Your goal: Copy every line of the data in which the word "this" occurs.

* START Input rows *

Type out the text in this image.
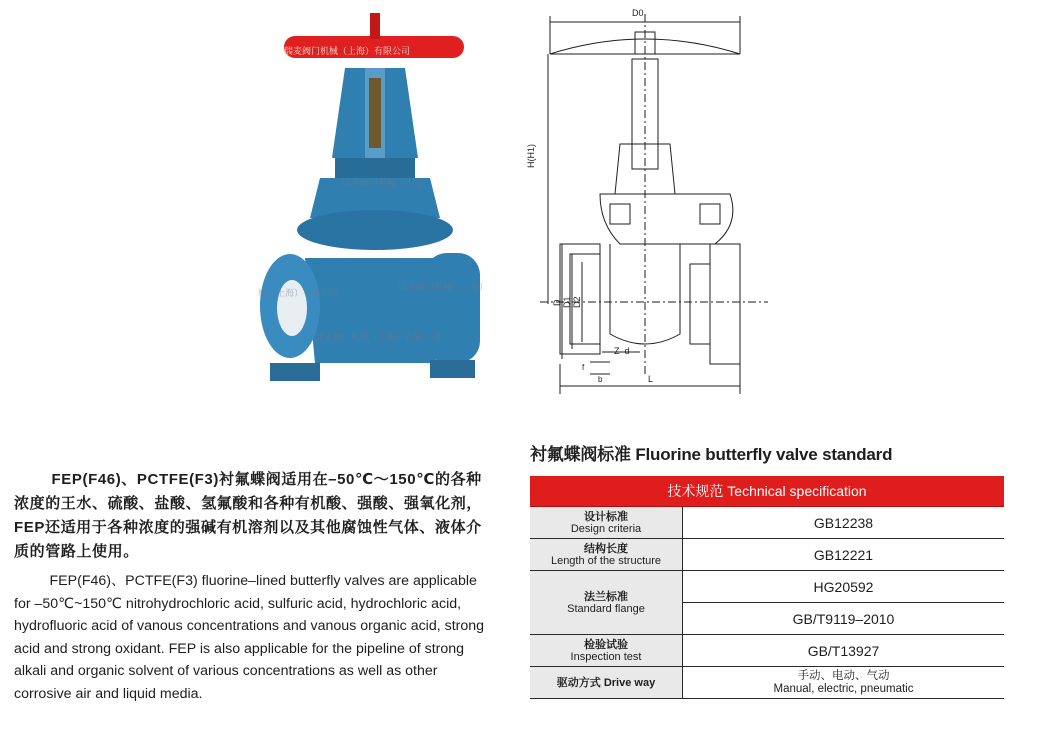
瑞麦阀门机械（上海）有限公司
瑞麦阀门机械（上海）
械（上海）有限公司
瑞麦阀门机械（上海）
瑞麦阀门机械（上海）有限公司
D0
H(H1)
D D1 D2
Z–d
f
b	L
FEP(F46)、PCTFE(F3)衬氟蝶阀适用在–50℃～150℃的各种浓度的王水、硫酸、盐酸、氢氟酸和各种有机酸、强酸、强氧化剂，FEP还适用于各种浓度的强碱有机溶剂以及其他腐蚀性气体、液体介质的管路上使用。
FEP(F46)、PCTFE(F3) fluorine–lined butterfly valves are applicable for –50℃~150℃ nitrohydrochloric acid, sulfuric acid, hydrochloric acid, hydrofluoric acid of vanous concentrations and vanous organic acid, strong acid and strong oxidant. FEP is also applicable for the pipeline of strong alkali and organic solvent of various concentrations as well as other corrosive air and liquid media.
衬氟蝶阀标准 Fluorine butterfly valve standard
技术规范 Technical specification	

设计标准
Design criteria	GB12238

结构长度
Length of the structure	GB12221

法兰标准
Standard flange	HG20592
	GB/T9119–2010

检验试验
Inspection test	GB/T13927

驱动方式 Drive way	手动、电动、气动
Manual, electric, pneumatic
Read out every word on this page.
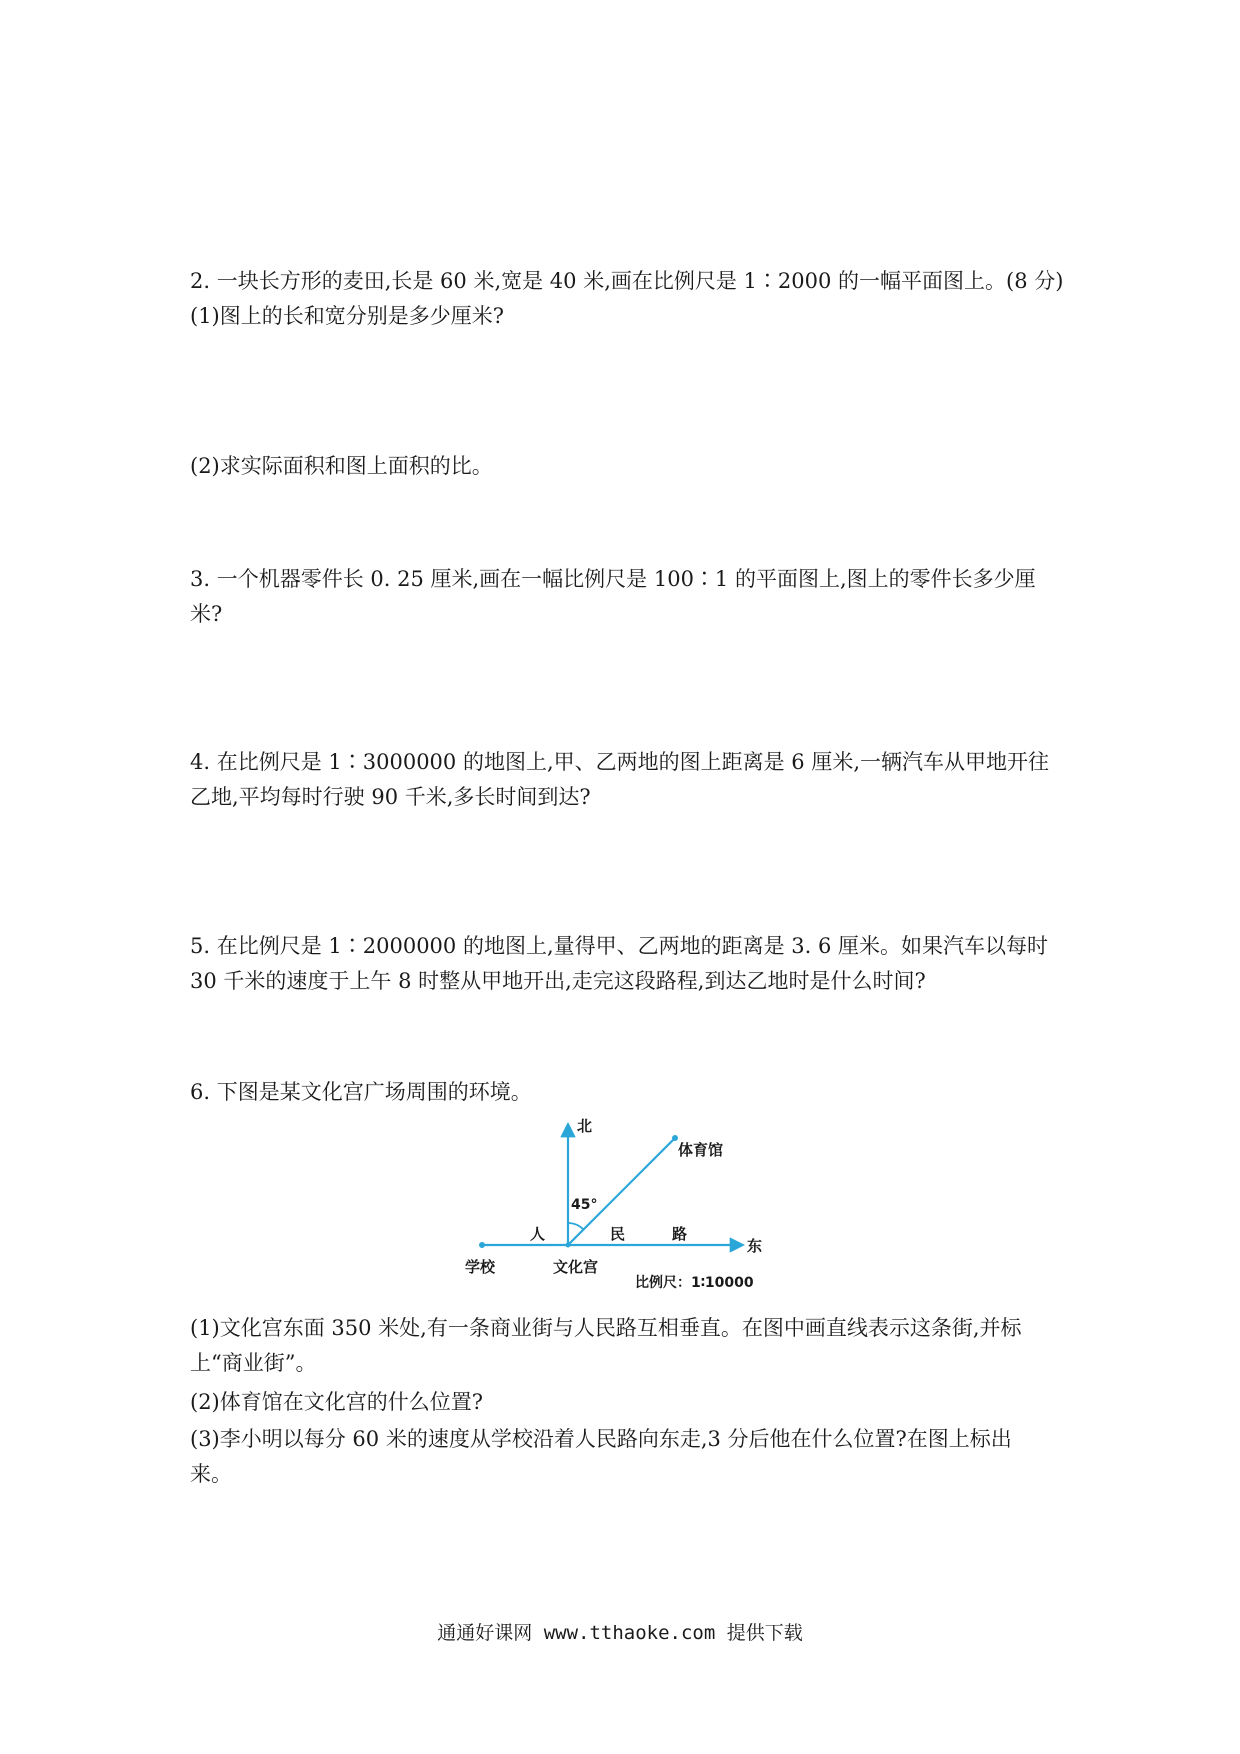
2. 一块长方形的麦田,长是 60 米,宽是 40 米,画在比例尺是 1∶2000 的一幅平面图上。(8 分)
(1)图上的长和宽分别是多少厘米?
(2)求实际面积和图上面积的比。
3. 一个机器零件长 0. 25 厘米,画在一幅比例尺是 100∶1 的平面图上,图上的零件长多少厘
米?
4. 在比例尺是 1∶3000000 的地图上,甲、乙两地的图上距离是 6 厘米,一辆汽车从甲地开往
乙地,平均每时行驶 90 千米,多长时间到达?
5. 在比例尺是 1∶2000000 的地图上,量得甲、乙两地的距离是 3. 6 厘米。如果汽车以每时
30 千米的速度于上午 8 时整从甲地开出,走完这段路程,到达乙地时是什么时间?
6. 下图是某文化宫广场周围的环境。
北
体育馆
45°
人	民	路
东
学校	文化宫
比例尺：1∶10000
(1)文化宫东面 350 米处,有一条商业街与人民路互相垂直。在图中画直线表示这条街,并标
上“商业街”。
(2)体育馆在文化宫的什么位置?
(3)李小明以每分 60 米的速度从学校沿着人民路向东走,3 分后他在什么位置?在图上标出
来。
通通好课网 www.tthaoke.com 提供下载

* END Input rows *

Full response:
Type out the text in this image.
Read out every word on this page.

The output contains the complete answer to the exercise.